# Exercise prompt:
Copy the following lines verbatim, in the same order and without changing any character.

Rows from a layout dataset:
________

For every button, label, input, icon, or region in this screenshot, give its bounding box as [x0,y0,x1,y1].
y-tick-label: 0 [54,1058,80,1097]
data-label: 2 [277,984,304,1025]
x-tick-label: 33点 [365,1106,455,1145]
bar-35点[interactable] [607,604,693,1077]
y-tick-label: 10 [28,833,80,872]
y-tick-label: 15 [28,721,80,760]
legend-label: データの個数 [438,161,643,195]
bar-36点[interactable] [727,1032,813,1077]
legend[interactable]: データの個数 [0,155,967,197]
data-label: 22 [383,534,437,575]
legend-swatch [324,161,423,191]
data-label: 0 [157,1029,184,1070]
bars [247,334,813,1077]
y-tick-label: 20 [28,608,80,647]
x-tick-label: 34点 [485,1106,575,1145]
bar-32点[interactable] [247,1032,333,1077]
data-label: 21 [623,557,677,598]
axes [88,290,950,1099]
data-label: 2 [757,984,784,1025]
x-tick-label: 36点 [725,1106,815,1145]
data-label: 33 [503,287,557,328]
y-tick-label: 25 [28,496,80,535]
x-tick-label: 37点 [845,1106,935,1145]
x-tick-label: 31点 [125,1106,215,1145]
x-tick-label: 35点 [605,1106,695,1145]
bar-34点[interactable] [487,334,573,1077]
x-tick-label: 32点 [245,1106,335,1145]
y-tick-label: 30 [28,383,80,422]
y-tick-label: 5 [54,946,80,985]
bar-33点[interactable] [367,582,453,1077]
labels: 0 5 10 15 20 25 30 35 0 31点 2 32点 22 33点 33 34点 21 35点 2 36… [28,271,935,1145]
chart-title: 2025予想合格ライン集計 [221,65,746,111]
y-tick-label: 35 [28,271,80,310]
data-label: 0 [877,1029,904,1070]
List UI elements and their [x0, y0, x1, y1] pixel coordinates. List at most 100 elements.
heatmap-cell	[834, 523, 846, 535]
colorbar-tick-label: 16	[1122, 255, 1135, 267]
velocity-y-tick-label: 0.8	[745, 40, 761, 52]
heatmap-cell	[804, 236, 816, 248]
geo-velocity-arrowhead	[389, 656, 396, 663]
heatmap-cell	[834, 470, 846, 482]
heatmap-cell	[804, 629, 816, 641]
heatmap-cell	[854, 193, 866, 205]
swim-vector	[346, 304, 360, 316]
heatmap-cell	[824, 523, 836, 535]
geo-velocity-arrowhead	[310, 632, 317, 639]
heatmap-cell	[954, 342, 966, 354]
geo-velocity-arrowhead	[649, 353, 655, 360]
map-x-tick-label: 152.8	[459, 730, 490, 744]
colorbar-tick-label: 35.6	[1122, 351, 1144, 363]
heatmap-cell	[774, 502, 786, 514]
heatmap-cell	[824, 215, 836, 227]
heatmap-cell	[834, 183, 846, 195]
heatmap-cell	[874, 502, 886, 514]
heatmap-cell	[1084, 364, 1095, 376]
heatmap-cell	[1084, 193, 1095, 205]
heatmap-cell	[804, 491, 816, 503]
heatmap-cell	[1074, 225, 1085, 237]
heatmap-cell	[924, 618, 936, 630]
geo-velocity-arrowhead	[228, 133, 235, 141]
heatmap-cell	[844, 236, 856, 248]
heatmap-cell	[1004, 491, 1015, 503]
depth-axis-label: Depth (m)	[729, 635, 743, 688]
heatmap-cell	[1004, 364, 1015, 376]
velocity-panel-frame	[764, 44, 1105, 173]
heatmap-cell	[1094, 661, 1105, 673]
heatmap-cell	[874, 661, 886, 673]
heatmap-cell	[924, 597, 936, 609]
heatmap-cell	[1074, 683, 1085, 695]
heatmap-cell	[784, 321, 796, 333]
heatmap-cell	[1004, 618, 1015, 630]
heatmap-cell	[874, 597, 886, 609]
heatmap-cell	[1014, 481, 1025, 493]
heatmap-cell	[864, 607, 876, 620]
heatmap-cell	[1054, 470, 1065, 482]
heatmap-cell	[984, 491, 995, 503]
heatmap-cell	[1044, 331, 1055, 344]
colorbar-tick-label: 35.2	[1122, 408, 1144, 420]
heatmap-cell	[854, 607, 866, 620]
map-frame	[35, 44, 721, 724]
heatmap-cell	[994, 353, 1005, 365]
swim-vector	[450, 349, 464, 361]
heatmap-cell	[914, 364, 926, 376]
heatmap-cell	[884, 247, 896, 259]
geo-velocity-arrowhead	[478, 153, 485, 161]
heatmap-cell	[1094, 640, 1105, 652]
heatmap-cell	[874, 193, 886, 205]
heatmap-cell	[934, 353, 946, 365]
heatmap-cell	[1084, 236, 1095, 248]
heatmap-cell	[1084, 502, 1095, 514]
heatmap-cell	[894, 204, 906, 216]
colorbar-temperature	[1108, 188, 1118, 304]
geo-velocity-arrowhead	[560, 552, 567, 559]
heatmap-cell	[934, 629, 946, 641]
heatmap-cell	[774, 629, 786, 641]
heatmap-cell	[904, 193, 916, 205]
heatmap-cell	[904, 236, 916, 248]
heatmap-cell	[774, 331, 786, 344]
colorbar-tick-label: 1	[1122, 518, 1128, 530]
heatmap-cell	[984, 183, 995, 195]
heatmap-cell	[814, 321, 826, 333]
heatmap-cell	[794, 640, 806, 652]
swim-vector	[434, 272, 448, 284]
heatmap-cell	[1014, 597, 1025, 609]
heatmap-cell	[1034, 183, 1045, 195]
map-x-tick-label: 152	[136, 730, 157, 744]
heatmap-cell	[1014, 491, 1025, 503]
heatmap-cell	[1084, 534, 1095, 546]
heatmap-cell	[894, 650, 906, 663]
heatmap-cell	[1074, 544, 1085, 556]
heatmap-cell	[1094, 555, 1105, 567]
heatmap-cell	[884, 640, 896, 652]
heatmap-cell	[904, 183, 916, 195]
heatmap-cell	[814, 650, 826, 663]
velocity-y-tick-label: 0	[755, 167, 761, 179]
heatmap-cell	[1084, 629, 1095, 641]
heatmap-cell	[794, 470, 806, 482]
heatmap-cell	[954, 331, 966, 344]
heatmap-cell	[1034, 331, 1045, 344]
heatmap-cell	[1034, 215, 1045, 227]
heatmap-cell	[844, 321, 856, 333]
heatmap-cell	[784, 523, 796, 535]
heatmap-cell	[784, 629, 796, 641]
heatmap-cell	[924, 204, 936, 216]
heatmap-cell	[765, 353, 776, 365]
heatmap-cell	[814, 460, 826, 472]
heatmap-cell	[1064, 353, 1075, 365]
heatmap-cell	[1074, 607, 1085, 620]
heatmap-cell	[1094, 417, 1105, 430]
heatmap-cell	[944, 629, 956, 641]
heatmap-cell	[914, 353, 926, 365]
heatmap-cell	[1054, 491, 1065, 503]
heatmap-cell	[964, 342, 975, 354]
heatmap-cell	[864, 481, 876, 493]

________

# Full solution:
For every button, label, input, icon, or region in this screenshot, give its bounding box as [x0,y0,x1,y1].
y-tick-label: 0 [54,1058,80,1097]
data-label: 2 [277,984,304,1025]
x-tick-label: 33点 [365,1106,455,1145]
bar-35点[interactable] [607,604,693,1077]
y-tick-label: 10 [28,833,80,872]
y-tick-label: 15 [28,721,80,760]
legend-label: データの個数 [438,161,643,195]
bar-36点[interactable] [727,1032,813,1077]
legend[interactable]: データの個数 [0,155,967,197]
data-label: 22 [383,534,437,575]
legend-swatch [324,161,423,191]
data-label: 0 [157,1029,184,1070]
bars [247,334,813,1077]
y-tick-label: 20 [28,608,80,647]
x-tick-label: 34点 [485,1106,575,1145]
bar-32点[interactable] [247,1032,333,1077]
data-label: 21 [623,557,677,598]
axes [88,290,950,1099]
data-label: 2 [757,984,784,1025]
x-tick-label: 36点 [725,1106,815,1145]
data-label: 33 [503,287,557,328]
y-tick-label: 25 [28,496,80,535]
x-tick-label: 37点 [845,1106,935,1145]
x-tick-label: 31点 [125,1106,215,1145]
x-tick-label: 35点 [605,1106,695,1145]
bar-34点[interactable] [487,334,573,1077]
x-tick-label: 32点 [245,1106,335,1145]
y-tick-label: 30 [28,383,80,422]
y-tick-label: 5 [54,946,80,985]
bar-33点[interactable] [367,582,453,1077]
labels: 0 5 10 15 20 25 30 35 0 31点 2 32点 22 33点 33 34点 21 35点 2 36… [28,271,935,1145]
chart-title: 2025予想合格ライン集計 [221,65,746,111]
y-tick-label: 35 [28,271,80,310]
data-label: 0 [877,1029,904,1070]
List UI elements and their [x0, y0, x1, y1] pixel coordinates. List at most 100 elements.
heatmap-cell	[834, 523, 846, 535]
colorbar-tick-label: 16	[1122, 255, 1135, 267]
velocity-y-tick-label: 0.8	[745, 40, 761, 52]
heatmap-cell	[804, 236, 816, 248]
geo-velocity-arrowhead	[389, 656, 396, 663]
heatmap-cell	[834, 470, 846, 482]
heatmap-cell	[804, 629, 816, 641]
heatmap-cell	[854, 193, 866, 205]
swim-vector	[346, 304, 360, 316]
heatmap-cell	[824, 523, 836, 535]
geo-velocity-arrowhead	[310, 632, 317, 639]
heatmap-cell	[954, 342, 966, 354]
geo-velocity-arrowhead	[649, 353, 655, 360]
map-x-tick-label: 152.8	[459, 730, 490, 744]
colorbar-tick-label: 35.6	[1122, 351, 1144, 363]
heatmap-cell	[774, 502, 786, 514]
heatmap-cell	[824, 215, 836, 227]
heatmap-cell	[834, 183, 846, 195]
heatmap-cell	[874, 502, 886, 514]
heatmap-cell	[1084, 364, 1095, 376]
heatmap-cell	[1084, 193, 1095, 205]
heatmap-cell	[804, 491, 816, 503]
heatmap-cell	[1074, 225, 1085, 237]
heatmap-cell	[924, 618, 936, 630]
geo-velocity-arrowhead	[228, 133, 235, 141]
heatmap-cell	[844, 236, 856, 248]
heatmap-cell	[1004, 491, 1015, 503]
depth-axis-label: Depth (m)	[729, 635, 743, 688]
heatmap-cell	[1004, 364, 1015, 376]
velocity-panel-frame	[764, 44, 1105, 173]
heatmap-cell	[1094, 661, 1105, 673]
heatmap-cell	[874, 661, 886, 673]
heatmap-cell	[924, 597, 936, 609]
heatmap-cell	[1074, 683, 1085, 695]
heatmap-cell	[784, 321, 796, 333]
heatmap-cell	[1004, 618, 1015, 630]
heatmap-cell	[874, 597, 886, 609]
heatmap-cell	[1014, 481, 1025, 493]
heatmap-cell	[864, 607, 876, 620]
heatmap-cell	[1054, 470, 1065, 482]
heatmap-cell	[984, 491, 995, 503]
heatmap-cell	[1044, 331, 1055, 344]
colorbar-tick-label: 35.2	[1122, 408, 1144, 420]
heatmap-cell	[854, 607, 866, 620]
map-frame	[35, 44, 721, 724]
heatmap-cell	[994, 353, 1005, 365]
swim-vector	[450, 349, 464, 361]
heatmap-cell	[914, 364, 926, 376]
heatmap-cell	[884, 247, 896, 259]
geo-velocity-arrowhead	[478, 153, 485, 161]
heatmap-cell	[1094, 640, 1105, 652]
heatmap-cell	[874, 193, 886, 205]
heatmap-cell	[934, 353, 946, 365]
heatmap-cell	[1084, 236, 1095, 248]
heatmap-cell	[1084, 502, 1095, 514]
heatmap-cell	[894, 204, 906, 216]
colorbar-temperature	[1108, 188, 1118, 304]
geo-velocity-arrowhead	[560, 552, 567, 559]
heatmap-cell	[934, 629, 946, 641]
heatmap-cell	[774, 629, 786, 641]
heatmap-cell	[904, 193, 916, 205]
heatmap-cell	[904, 236, 916, 248]
heatmap-cell	[774, 331, 786, 344]
colorbar-tick-label: 1	[1122, 518, 1128, 530]
heatmap-cell	[984, 183, 995, 195]
heatmap-cell	[814, 321, 826, 333]
heatmap-cell	[794, 640, 806, 652]
swim-vector	[434, 272, 448, 284]
heatmap-cell	[1014, 597, 1025, 609]
heatmap-cell	[1034, 183, 1045, 195]
map-x-tick-label: 152	[136, 730, 157, 744]
heatmap-cell	[1014, 491, 1025, 503]
heatmap-cell	[1084, 534, 1095, 546]
heatmap-cell	[894, 650, 906, 663]
heatmap-cell	[1074, 544, 1085, 556]
heatmap-cell	[1094, 555, 1105, 567]
heatmap-cell	[884, 640, 896, 652]
heatmap-cell	[904, 183, 916, 195]
heatmap-cell	[814, 650, 826, 663]
velocity-y-tick-label: 0	[755, 167, 761, 179]
heatmap-cell	[1084, 629, 1095, 641]
heatmap-cell	[794, 470, 806, 482]
heatmap-cell	[954, 331, 966, 344]
heatmap-cell	[1034, 331, 1045, 344]
heatmap-cell	[1034, 215, 1045, 227]
heatmap-cell	[844, 321, 856, 333]
heatmap-cell	[784, 523, 796, 535]
heatmap-cell	[784, 629, 796, 641]
heatmap-cell	[924, 204, 936, 216]
heatmap-cell	[765, 353, 776, 365]
heatmap-cell	[814, 460, 826, 472]
heatmap-cell	[1064, 353, 1075, 365]
heatmap-cell	[1074, 607, 1085, 620]
heatmap-cell	[1094, 417, 1105, 430]
heatmap-cell	[944, 629, 956, 641]
heatmap-cell	[914, 353, 926, 365]
heatmap-cell	[1054, 491, 1065, 503]
heatmap-cell	[964, 342, 975, 354]
heatmap-cell	[864, 481, 876, 493]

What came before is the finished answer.